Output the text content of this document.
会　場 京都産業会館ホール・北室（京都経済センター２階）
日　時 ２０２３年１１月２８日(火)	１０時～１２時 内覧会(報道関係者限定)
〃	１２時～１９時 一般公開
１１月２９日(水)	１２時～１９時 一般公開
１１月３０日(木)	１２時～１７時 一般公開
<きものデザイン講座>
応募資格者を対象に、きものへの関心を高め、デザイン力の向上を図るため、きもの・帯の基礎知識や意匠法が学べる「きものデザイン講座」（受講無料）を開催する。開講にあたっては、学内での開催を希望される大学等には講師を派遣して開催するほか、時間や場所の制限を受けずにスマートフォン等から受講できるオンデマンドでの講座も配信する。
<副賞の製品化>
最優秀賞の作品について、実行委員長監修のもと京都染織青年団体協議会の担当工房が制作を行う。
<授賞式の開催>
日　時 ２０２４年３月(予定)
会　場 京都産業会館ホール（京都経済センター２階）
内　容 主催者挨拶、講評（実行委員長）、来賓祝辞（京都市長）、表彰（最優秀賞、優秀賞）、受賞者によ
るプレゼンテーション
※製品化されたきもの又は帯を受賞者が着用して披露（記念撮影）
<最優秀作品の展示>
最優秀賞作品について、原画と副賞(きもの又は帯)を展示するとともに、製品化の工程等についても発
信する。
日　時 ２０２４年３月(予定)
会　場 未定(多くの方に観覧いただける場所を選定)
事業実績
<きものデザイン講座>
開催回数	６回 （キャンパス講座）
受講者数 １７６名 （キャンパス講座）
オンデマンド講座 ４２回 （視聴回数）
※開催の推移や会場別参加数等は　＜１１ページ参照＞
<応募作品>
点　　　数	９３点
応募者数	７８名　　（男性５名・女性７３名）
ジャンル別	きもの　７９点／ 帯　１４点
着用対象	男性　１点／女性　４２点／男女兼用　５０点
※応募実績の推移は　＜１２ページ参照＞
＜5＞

★ ★ ★ ★ ★

What to work on ▸ Hand back the material above in full, exactly as written.

The completed task ▸
Output the text content of this document.
会　場 京都産業会館ホール・北室（京都経済センター２階）
日　時 ２０２３年１１月２８日(火)	１０時～１２時 内覧会(報道関係者限定)
〃	１２時～１９時 一般公開
１１月２９日(水)	１２時～１９時 一般公開
１１月３０日(木)	１２時～１７時 一般公開
<きものデザイン講座>
応募資格者を対象に、きものへの関心を高め、デザイン力の向上を図るため、きもの・帯の基礎知識や意匠法が学べる「きものデザイン講座」（受講無料）を開催する。開講にあたっては、学内での開催を希望される大学等には講師を派遣して開催するほか、時間や場所の制限を受けずにスマートフォン等から受講できるオンデマンドでの講座も配信する。
<副賞の製品化>
最優秀賞の作品について、実行委員長監修のもと京都染織青年団体協議会の担当工房が制作を行う。
<授賞式の開催>
日　時 ２０２４年３月(予定)
会　場 京都産業会館ホール（京都経済センター２階）
内　容 主催者挨拶、講評（実行委員長）、来賓祝辞（京都市長）、表彰（最優秀賞、優秀賞）、受賞者によ
るプレゼンテーション
※製品化されたきもの又は帯を受賞者が着用して披露（記念撮影）
<最優秀作品の展示>
最優秀賞作品について、原画と副賞(きもの又は帯)を展示するとともに、製品化の工程等についても発
信する。
日　時 ２０２４年３月(予定)
会　場 未定(多くの方に観覧いただける場所を選定)
事業実績
<きものデザイン講座>
開催回数	６回 （キャンパス講座）
受講者数 １７６名 （キャンパス講座）
オンデマンド講座 ４２回 （視聴回数）
※開催の推移や会場別参加数等は　＜１１ページ参照＞
<応募作品>
点　　　数	９３点
応募者数	７８名　　（男性５名・女性７３名）
ジャンル別	きもの　７９点／ 帯　１４点
着用対象	男性　１点／女性　４２点／男女兼用　５０点
※応募実績の推移は　＜１２ページ参照＞
＜5＞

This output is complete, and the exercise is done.